--- START Records for the exercise ---
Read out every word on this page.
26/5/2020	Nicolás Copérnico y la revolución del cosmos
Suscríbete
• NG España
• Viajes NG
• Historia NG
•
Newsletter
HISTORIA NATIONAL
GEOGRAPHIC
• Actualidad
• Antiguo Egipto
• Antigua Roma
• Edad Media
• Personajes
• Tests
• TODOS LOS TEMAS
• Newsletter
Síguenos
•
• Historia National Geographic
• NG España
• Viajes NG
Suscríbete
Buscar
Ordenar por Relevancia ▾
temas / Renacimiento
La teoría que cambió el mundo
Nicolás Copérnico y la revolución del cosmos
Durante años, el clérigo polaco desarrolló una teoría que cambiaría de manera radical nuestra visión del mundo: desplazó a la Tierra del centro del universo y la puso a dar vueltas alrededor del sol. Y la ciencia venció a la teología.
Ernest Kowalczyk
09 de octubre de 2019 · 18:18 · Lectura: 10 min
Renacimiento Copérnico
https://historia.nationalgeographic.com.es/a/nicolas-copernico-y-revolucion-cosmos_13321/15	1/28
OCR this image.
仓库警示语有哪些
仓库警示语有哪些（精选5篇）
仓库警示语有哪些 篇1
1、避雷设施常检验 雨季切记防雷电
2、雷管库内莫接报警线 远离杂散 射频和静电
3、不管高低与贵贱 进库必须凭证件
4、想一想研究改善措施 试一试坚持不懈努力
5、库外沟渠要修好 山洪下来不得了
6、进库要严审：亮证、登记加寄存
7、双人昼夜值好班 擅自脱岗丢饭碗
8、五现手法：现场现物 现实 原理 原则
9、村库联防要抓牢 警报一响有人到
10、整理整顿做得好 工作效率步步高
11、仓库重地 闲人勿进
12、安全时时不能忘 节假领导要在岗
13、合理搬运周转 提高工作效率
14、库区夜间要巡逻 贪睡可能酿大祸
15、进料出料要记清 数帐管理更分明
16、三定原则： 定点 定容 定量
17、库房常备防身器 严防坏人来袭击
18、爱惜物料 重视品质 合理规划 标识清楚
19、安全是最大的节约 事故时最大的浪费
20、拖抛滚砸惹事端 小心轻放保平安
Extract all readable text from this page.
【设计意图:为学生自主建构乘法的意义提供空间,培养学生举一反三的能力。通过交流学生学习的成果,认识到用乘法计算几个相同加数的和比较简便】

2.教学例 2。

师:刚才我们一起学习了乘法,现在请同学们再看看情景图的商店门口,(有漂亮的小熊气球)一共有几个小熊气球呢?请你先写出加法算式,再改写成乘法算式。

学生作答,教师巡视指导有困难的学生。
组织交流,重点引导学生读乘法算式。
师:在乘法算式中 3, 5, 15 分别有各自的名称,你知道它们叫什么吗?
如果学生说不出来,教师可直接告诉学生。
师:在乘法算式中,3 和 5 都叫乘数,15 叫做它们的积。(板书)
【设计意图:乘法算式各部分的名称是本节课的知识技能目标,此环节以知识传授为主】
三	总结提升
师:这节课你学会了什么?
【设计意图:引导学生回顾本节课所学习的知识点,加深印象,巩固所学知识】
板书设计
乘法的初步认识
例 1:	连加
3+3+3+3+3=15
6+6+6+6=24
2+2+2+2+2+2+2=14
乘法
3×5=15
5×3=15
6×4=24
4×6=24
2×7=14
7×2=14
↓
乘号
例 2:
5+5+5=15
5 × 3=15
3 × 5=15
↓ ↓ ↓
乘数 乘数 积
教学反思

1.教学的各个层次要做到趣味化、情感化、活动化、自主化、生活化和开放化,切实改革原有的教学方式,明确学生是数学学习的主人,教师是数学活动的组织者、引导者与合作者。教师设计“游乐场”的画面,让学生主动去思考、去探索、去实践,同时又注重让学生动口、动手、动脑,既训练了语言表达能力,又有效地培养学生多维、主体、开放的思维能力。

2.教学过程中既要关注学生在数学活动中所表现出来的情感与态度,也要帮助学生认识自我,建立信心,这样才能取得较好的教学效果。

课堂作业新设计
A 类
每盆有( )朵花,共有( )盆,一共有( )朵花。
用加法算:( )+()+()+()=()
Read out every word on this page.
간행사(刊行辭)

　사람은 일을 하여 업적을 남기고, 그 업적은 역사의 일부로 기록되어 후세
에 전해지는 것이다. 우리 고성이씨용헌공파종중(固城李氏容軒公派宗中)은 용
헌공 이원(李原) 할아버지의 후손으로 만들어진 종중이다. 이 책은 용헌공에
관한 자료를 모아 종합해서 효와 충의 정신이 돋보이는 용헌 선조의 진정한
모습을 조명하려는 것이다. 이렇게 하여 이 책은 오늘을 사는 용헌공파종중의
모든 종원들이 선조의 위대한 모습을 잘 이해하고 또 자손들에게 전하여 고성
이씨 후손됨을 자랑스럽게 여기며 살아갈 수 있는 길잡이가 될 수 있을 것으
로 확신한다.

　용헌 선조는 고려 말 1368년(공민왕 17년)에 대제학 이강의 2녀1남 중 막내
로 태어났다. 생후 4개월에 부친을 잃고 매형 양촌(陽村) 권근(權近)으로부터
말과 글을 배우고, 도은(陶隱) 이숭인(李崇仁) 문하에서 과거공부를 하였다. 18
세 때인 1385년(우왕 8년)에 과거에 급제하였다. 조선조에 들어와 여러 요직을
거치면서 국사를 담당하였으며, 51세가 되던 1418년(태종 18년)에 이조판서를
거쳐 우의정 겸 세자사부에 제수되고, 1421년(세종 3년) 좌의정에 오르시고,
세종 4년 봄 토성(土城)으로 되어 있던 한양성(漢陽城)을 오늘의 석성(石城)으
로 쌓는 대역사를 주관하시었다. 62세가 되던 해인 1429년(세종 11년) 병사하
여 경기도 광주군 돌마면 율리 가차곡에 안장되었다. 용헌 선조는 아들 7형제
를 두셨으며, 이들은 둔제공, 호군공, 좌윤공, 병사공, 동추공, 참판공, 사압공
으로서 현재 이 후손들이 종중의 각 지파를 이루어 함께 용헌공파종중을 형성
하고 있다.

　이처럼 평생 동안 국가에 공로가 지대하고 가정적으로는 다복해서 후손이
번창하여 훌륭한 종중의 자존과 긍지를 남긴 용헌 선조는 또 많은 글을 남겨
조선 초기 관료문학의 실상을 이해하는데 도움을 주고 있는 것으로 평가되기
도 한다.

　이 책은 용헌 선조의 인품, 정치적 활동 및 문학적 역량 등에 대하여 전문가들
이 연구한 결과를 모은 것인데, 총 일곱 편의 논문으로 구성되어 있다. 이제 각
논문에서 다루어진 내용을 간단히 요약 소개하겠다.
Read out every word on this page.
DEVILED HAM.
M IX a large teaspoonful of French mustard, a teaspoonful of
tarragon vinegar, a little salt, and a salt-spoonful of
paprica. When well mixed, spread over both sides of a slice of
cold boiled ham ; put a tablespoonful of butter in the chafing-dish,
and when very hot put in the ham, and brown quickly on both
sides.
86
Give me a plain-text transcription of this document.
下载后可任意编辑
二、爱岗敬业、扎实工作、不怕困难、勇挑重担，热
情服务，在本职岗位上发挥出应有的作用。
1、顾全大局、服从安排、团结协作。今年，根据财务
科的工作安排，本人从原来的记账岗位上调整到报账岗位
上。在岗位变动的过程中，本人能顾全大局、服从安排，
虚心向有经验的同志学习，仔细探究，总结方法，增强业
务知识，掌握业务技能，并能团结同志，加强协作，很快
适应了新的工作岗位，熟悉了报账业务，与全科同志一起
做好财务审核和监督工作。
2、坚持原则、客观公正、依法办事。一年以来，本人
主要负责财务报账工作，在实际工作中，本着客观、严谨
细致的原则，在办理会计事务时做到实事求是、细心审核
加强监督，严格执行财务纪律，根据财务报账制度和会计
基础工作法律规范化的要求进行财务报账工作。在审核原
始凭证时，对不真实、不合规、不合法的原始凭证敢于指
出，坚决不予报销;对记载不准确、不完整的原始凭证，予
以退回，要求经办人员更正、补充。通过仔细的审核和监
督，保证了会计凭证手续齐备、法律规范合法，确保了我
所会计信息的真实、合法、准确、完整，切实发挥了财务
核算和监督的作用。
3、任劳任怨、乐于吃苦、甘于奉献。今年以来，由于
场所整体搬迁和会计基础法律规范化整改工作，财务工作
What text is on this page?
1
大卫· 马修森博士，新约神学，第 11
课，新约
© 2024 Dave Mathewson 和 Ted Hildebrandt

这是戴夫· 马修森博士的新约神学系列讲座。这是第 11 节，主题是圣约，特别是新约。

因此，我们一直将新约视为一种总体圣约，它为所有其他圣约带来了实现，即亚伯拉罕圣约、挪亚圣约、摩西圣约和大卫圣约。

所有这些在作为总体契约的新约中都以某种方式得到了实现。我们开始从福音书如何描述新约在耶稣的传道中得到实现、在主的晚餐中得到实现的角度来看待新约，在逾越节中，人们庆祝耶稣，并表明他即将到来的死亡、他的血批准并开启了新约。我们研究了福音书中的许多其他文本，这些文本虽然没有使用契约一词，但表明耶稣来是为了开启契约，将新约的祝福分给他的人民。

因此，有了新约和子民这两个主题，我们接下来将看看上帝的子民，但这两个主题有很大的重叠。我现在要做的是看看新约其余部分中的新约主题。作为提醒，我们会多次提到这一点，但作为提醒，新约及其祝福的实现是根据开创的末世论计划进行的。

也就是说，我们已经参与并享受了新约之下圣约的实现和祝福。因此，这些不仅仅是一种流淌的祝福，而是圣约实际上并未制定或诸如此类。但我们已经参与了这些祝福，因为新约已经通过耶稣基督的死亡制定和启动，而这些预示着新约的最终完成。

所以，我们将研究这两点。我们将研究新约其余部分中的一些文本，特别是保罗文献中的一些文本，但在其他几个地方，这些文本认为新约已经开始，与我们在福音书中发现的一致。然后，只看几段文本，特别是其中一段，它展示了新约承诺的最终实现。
--- END Records for the exercise ---
* Aim of the task *
Only the lines from the one that contains "Give me a plain-text" to the end of the data should be output, exactly as they appear.

* Result *
Give me a plain-text transcription of this document.
下载后可任意编辑
二、爱岗敬业、扎实工作、不怕困难、勇挑重担，热
情服务，在本职岗位上发挥出应有的作用。
1、顾全大局、服从安排、团结协作。今年，根据财务
科的工作安排，本人从原来的记账岗位上调整到报账岗位
上。在岗位变动的过程中，本人能顾全大局、服从安排，
虚心向有经验的同志学习，仔细探究，总结方法，增强业
务知识，掌握业务技能，并能团结同志，加强协作，很快
适应了新的工作岗位，熟悉了报账业务，与全科同志一起
做好财务审核和监督工作。
2、坚持原则、客观公正、依法办事。一年以来，本人
主要负责财务报账工作，在实际工作中，本着客观、严谨
细致的原则，在办理会计事务时做到实事求是、细心审核
加强监督，严格执行财务纪律，根据财务报账制度和会计
基础工作法律规范化的要求进行财务报账工作。在审核原
始凭证时，对不真实、不合规、不合法的原始凭证敢于指
出，坚决不予报销;对记载不准确、不完整的原始凭证，予
以退回，要求经办人员更正、补充。通过仔细的审核和监
督，保证了会计凭证手续齐备、法律规范合法，确保了我
所会计信息的真实、合法、准确、完整，切实发挥了财务
核算和监督的作用。
3、任劳任怨、乐于吃苦、甘于奉献。今年以来，由于
场所整体搬迁和会计基础法律规范化整改工作，财务工作
What text is on this page?
1
大卫· 马修森博士，新约神学，第 11
课，新约
© 2024 Dave Mathewson 和 Ted Hildebrandt

这是戴夫· 马修森博士的新约神学系列讲座。这是第 11 节，主题是圣约，特别是新约。

因此，我们一直将新约视为一种总体圣约，它为所有其他圣约带来了实现，即亚伯拉罕圣约、挪亚圣约、摩西圣约和大卫圣约。

所有这些在作为总体契约的新约中都以某种方式得到了实现。我们开始从福音书如何描述新约在耶稣的传道中得到实现、在主的晚餐中得到实现的角度来看待新约，在逾越节中，人们庆祝耶稣，并表明他即将到来的死亡、他的血批准并开启了新约。我们研究了福音书中的许多其他文本，这些文本虽然没有使用契约一词，但表明耶稣来是为了开启契约，将新约的祝福分给他的人民。

因此，有了新约和子民这两个主题，我们接下来将看看上帝的子民，但这两个主题有很大的重叠。我现在要做的是看看新约其余部分中的新约主题。作为提醒，我们会多次提到这一点，但作为提醒，新约及其祝福的实现是根据开创的末世论计划进行的。

也就是说，我们已经参与并享受了新约之下圣约的实现和祝福。因此，这些不仅仅是一种流淌的祝福，而是圣约实际上并未制定或诸如此类。但我们已经参与了这些祝福，因为新约已经通过耶稣基督的死亡制定和启动，而这些预示着新约的最终完成。

所以，我们将研究这两点。我们将研究新约其余部分中的一些文本，特别是保罗文献中的一些文本，但在其他几个地方，这些文本认为新约已经开始，与我们在福音书中发现的一致。然后，只看几段文本，特别是其中一段，它展示了新约承诺的最终实现。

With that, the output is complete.